**Exercise material**
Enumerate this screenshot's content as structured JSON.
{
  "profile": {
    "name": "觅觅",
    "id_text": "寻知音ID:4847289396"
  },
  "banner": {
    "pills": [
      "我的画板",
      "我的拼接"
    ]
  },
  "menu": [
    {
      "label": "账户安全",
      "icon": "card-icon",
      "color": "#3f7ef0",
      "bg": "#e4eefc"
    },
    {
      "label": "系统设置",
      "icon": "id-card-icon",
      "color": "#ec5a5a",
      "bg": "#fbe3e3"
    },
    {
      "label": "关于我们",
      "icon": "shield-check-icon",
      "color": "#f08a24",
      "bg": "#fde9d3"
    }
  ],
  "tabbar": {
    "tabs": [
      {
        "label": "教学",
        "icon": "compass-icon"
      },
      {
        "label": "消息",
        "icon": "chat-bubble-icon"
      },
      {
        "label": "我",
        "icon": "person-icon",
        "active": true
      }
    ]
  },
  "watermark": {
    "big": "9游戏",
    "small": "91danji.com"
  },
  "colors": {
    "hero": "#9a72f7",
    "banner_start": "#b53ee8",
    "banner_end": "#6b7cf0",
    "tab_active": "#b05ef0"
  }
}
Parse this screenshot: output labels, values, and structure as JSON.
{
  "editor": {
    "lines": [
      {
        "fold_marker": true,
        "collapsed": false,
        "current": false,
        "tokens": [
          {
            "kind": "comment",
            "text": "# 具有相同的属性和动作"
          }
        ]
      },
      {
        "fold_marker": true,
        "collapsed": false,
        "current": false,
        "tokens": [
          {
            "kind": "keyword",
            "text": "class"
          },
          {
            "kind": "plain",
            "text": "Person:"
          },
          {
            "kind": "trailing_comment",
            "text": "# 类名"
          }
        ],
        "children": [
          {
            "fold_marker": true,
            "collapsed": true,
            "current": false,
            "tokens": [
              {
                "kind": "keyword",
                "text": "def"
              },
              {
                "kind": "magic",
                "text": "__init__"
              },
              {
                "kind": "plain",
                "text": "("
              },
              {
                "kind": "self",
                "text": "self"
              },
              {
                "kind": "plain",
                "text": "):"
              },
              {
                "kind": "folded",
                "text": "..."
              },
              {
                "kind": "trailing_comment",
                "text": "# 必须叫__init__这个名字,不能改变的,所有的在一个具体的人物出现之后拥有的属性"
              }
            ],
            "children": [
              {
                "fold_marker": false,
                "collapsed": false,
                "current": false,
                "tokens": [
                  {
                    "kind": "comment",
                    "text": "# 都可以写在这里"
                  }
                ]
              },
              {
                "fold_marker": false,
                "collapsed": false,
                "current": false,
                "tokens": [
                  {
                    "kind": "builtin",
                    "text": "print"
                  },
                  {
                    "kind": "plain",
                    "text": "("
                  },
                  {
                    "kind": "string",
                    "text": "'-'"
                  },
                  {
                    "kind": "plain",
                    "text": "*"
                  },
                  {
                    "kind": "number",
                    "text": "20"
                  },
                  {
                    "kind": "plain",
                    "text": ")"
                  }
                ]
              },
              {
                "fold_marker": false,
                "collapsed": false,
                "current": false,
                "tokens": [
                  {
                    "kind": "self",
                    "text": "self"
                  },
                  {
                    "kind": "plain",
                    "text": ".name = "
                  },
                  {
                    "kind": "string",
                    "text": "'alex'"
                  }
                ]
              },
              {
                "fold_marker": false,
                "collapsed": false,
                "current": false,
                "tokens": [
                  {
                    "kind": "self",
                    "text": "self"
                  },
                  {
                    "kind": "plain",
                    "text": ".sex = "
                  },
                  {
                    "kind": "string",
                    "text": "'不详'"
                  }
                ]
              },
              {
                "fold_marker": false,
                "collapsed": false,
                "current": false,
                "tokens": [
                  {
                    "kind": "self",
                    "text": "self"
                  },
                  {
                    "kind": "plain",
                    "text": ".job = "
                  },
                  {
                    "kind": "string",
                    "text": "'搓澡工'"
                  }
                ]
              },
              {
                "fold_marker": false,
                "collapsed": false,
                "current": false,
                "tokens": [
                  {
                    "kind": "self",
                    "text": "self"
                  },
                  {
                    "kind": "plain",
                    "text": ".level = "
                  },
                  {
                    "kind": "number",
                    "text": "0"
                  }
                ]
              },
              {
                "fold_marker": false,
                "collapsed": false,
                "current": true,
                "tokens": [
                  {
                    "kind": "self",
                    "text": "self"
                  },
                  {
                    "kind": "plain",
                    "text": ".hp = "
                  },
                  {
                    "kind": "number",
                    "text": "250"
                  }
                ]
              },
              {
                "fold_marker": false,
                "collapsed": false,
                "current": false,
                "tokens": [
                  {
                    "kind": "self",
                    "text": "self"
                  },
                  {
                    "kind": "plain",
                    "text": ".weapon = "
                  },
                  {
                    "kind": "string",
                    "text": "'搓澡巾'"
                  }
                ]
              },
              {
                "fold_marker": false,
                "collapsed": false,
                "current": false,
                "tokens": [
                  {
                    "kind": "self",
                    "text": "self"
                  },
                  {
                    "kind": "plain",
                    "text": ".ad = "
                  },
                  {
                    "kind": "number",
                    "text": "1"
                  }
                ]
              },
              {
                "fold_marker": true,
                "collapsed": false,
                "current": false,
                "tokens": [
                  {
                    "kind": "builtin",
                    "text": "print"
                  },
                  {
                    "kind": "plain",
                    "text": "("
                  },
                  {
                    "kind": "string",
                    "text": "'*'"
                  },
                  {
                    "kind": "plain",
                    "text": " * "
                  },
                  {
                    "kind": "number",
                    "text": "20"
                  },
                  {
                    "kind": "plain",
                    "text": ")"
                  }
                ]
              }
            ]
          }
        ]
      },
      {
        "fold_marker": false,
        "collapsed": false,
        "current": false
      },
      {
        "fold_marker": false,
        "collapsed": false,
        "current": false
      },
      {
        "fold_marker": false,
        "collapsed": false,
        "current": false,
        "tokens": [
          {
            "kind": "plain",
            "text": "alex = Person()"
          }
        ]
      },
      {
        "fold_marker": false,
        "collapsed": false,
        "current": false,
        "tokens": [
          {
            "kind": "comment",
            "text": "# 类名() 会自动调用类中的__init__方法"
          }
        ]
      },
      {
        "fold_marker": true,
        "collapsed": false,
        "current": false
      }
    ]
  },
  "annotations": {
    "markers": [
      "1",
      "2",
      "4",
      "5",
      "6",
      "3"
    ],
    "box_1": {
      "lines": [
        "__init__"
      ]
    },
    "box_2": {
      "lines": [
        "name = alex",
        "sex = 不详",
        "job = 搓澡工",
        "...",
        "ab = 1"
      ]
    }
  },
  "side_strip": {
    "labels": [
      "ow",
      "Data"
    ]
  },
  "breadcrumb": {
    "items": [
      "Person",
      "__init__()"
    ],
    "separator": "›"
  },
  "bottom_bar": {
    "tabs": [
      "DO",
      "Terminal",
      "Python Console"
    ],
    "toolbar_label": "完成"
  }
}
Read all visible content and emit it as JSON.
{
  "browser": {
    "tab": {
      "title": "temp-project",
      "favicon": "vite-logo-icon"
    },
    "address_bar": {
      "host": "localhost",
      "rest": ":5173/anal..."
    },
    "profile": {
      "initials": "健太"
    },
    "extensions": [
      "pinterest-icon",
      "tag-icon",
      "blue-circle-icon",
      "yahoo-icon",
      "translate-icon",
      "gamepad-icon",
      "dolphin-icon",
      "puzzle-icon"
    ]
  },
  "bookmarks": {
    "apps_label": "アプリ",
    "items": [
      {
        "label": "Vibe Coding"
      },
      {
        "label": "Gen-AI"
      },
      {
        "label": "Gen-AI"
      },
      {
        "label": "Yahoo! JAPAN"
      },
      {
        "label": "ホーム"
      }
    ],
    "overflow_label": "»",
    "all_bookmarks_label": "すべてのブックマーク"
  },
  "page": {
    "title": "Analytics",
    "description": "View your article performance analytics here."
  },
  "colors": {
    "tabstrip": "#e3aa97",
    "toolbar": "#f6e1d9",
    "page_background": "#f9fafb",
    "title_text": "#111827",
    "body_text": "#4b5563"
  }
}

**Challenge**
Reproduce only those lines of the entries above that run from the line with "Read all visible content and emit it as JSON." to the final line.

**Solution to the exercise**
Read all visible content and emit it as JSON.
{
  "browser": {
    "tab": {
      "title": "temp-project",
      "favicon": "vite-logo-icon"
    },
    "address_bar": {
      "host": "localhost",
      "rest": ":5173/anal..."
    },
    "profile": {
      "initials": "健太"
    },
    "extensions": [
      "pinterest-icon",
      "tag-icon",
      "blue-circle-icon",
      "yahoo-icon",
      "translate-icon",
      "gamepad-icon",
      "dolphin-icon",
      "puzzle-icon"
    ]
  },
  "bookmarks": {
    "apps_label": "アプリ",
    "items": [
      {
        "label": "Vibe Coding"
      },
      {
        "label": "Gen-AI"
      },
      {
        "label": "Gen-AI"
      },
      {
        "label": "Yahoo! JAPAN"
      },
      {
        "label": "ホーム"
      }
    ],
    "overflow_label": "»",
    "all_bookmarks_label": "すべてのブックマーク"
  },
  "page": {
    "title": "Analytics",
    "description": "View your article performance analytics here."
  },
  "colors": {
    "tabstrip": "#e3aa97",
    "toolbar": "#f6e1d9",
    "page_background": "#f9fafb",
    "title_text": "#111827",
    "body_text": "#4b5563"
  }
}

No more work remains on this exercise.